» TASK REQUIREMENTS
Write the records below out in full, character for character, with no pictures.

» AVAILABLE RECORDS

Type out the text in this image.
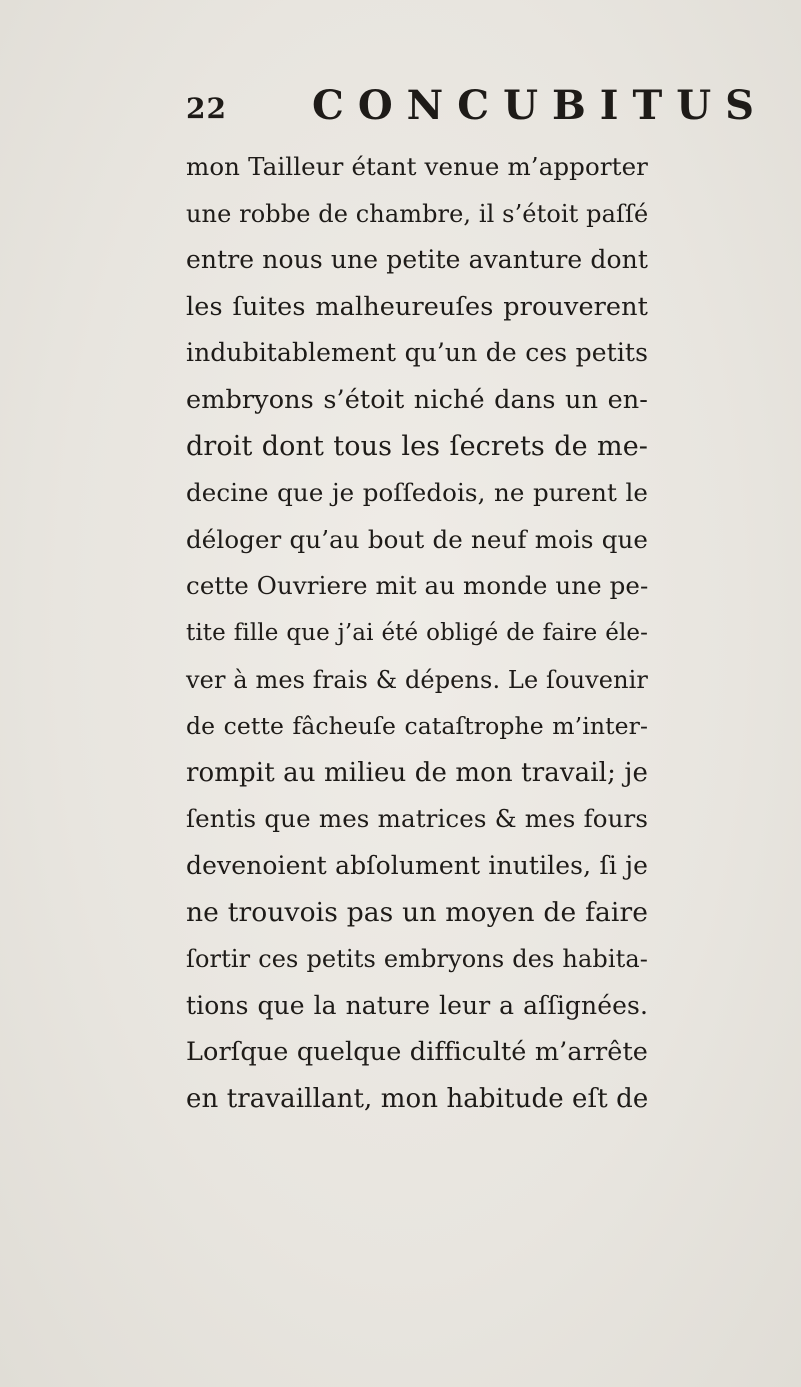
22 CONCUBITUS
mon Tailleur étant venue m’apporter
une robbe de chambre, il s’étoit paſſé
entre nous une petite avanture dont
les ſuites malheureuſes prouverent
indubitablement qu’un de ces petits
embryons s’étoit niché dans un en-
droit dont tous les ſecrets de me-
decine que je poſſedois, ne purent le
déloger qu’au bout de neuf mois que
cette Ouvriere mit au monde une pe-
tite fille que j’ai été obligé de faire éle-
ver à mes frais & dépens. Le ſouvenir
de cette fâcheuſe cataſtrophe m’inter-
rompit au milieu de mon travail; je
ſentis que mes matrices & mes fours
devenoient abſolument inutiles, ſi je
ne trouvois pas un moyen de faire
ſortir ces petits embryons des habita-
tions que la nature leur a aſſignées.
Lorſque quelque difficulté m’arrête
en travaillant, mon habitude eſt de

» EXERCISE RESPONSE
Type out the text in this image.
22 CONCUBITUS
mon Tailleur étant venue m’apporter
une robbe de chambre, il s’étoit paſſé
entre nous une petite avanture dont
les ſuites malheureuſes prouverent
indubitablement qu’un de ces petits
embryons s’étoit niché dans un en-
droit dont tous les ſecrets de me-
decine que je poſſedois, ne purent le
déloger qu’au bout de neuf mois que
cette Ouvriere mit au monde une pe-
tite fille que j’ai été obligé de faire éle-
ver à mes frais & dépens. Le ſouvenir
de cette fâcheuſe cataſtrophe m’inter-
rompit au milieu de mon travail; je
ſentis que mes matrices & mes fours
devenoient abſolument inutiles, ſi je
ne trouvois pas un moyen de faire
ſortir ces petits embryons des habita-
tions que la nature leur a aſſignées.
Lorſque quelque difficulté m’arrête
en travaillant, mon habitude eſt de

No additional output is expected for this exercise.